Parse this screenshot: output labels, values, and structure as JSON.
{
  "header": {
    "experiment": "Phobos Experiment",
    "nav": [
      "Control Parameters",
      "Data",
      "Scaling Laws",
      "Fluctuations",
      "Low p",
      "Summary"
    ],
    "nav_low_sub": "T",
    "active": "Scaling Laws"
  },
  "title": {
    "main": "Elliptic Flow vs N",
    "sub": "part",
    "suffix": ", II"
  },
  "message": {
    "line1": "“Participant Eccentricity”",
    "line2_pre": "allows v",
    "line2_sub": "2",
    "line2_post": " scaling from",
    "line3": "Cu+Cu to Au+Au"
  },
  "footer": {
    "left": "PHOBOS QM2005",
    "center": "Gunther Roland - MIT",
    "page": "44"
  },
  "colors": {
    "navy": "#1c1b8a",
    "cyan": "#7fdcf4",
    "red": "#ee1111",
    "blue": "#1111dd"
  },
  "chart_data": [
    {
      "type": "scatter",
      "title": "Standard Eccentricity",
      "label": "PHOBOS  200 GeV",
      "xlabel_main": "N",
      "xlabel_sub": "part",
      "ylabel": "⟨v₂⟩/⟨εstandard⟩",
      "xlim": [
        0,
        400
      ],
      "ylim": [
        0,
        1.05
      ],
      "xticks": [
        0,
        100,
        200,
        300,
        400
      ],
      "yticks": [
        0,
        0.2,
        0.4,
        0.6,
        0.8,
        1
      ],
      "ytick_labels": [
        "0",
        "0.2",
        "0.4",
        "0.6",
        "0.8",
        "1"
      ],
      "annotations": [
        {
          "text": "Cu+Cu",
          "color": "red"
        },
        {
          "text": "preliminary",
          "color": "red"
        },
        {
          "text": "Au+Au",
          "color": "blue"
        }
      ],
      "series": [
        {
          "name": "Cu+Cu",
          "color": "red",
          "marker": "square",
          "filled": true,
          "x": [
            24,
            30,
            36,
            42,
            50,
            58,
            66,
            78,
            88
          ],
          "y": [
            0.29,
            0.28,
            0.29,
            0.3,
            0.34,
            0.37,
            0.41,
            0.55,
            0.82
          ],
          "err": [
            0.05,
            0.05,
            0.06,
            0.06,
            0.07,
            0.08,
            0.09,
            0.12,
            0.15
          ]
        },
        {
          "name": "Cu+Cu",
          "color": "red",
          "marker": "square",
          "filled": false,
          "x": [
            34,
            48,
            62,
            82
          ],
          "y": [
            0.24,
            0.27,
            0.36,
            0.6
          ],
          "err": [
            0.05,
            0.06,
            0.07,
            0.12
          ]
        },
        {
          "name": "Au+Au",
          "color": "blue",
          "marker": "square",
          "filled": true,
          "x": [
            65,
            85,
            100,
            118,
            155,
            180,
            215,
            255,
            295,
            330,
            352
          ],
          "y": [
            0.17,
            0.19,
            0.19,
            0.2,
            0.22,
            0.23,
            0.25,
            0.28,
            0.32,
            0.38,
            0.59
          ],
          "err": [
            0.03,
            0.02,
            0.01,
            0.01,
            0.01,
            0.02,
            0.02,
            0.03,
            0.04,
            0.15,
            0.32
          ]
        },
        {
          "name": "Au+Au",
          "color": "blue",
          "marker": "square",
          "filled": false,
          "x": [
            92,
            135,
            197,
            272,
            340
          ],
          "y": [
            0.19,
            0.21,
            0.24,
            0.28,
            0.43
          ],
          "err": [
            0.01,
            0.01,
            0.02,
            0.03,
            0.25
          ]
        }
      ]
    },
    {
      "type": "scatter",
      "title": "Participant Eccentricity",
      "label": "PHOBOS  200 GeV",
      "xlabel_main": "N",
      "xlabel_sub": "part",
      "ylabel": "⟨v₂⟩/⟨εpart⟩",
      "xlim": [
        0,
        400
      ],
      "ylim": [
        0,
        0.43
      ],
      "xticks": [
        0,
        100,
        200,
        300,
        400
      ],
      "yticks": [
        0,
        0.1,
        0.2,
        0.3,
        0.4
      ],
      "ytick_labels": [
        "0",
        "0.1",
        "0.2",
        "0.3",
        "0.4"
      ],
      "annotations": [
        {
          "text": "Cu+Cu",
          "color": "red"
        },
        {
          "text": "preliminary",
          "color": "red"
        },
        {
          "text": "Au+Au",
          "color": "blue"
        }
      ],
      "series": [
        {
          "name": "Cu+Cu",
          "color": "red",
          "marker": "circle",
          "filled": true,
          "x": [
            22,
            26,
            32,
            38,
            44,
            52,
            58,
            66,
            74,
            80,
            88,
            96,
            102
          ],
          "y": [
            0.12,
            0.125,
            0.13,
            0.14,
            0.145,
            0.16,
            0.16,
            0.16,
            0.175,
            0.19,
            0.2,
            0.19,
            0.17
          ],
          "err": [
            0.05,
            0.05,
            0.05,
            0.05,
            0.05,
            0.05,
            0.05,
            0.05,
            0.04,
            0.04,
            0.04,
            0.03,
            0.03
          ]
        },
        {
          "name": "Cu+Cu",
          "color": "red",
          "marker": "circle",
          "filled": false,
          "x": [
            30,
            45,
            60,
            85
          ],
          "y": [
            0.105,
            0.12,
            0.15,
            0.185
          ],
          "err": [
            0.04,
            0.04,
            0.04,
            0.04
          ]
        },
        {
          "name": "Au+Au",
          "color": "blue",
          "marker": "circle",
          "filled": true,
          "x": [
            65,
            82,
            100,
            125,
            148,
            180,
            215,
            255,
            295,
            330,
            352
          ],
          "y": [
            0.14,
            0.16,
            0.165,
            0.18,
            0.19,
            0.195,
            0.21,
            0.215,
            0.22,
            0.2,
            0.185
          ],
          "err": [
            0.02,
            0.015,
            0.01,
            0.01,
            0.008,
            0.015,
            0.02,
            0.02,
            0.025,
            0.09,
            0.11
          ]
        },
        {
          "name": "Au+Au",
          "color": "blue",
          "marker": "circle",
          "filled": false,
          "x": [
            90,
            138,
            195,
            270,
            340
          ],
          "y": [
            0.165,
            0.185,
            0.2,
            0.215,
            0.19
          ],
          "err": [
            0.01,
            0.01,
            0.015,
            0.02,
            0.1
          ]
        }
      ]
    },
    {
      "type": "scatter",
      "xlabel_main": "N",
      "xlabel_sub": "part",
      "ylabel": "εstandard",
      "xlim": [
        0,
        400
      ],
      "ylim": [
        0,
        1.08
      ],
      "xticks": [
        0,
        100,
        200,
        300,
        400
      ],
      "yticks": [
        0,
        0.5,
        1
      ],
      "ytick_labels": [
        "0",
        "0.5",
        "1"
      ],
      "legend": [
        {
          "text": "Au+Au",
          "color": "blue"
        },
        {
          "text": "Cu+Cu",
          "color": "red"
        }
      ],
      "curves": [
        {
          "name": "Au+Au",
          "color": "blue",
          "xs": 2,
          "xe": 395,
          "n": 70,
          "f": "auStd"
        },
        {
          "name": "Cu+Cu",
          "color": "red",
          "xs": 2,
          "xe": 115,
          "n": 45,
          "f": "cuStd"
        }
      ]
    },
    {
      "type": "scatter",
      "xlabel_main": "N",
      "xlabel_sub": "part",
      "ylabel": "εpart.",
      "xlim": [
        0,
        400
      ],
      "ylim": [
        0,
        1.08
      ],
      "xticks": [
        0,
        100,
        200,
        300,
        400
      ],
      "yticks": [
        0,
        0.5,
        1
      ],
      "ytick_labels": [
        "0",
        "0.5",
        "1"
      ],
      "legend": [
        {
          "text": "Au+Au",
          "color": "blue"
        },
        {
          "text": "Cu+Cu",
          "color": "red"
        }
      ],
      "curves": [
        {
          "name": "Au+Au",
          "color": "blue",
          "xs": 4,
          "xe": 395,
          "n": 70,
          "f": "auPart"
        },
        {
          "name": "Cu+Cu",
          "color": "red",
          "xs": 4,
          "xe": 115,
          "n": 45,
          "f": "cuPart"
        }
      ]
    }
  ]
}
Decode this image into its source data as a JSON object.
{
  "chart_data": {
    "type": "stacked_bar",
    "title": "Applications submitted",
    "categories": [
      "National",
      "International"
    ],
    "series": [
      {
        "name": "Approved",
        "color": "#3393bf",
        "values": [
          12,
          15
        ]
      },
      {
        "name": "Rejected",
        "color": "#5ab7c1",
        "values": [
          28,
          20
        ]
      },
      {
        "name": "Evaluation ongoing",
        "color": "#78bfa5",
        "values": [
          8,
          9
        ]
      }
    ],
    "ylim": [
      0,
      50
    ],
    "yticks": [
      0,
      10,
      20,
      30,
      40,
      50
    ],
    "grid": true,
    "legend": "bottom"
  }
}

### [Prompt]
Copy every line of the entries above in which "this" occurs.

### [Written solution]
Parse this screenshot: output labels, values, and structure as JSON.
Decode this image into its source data as a JSON object.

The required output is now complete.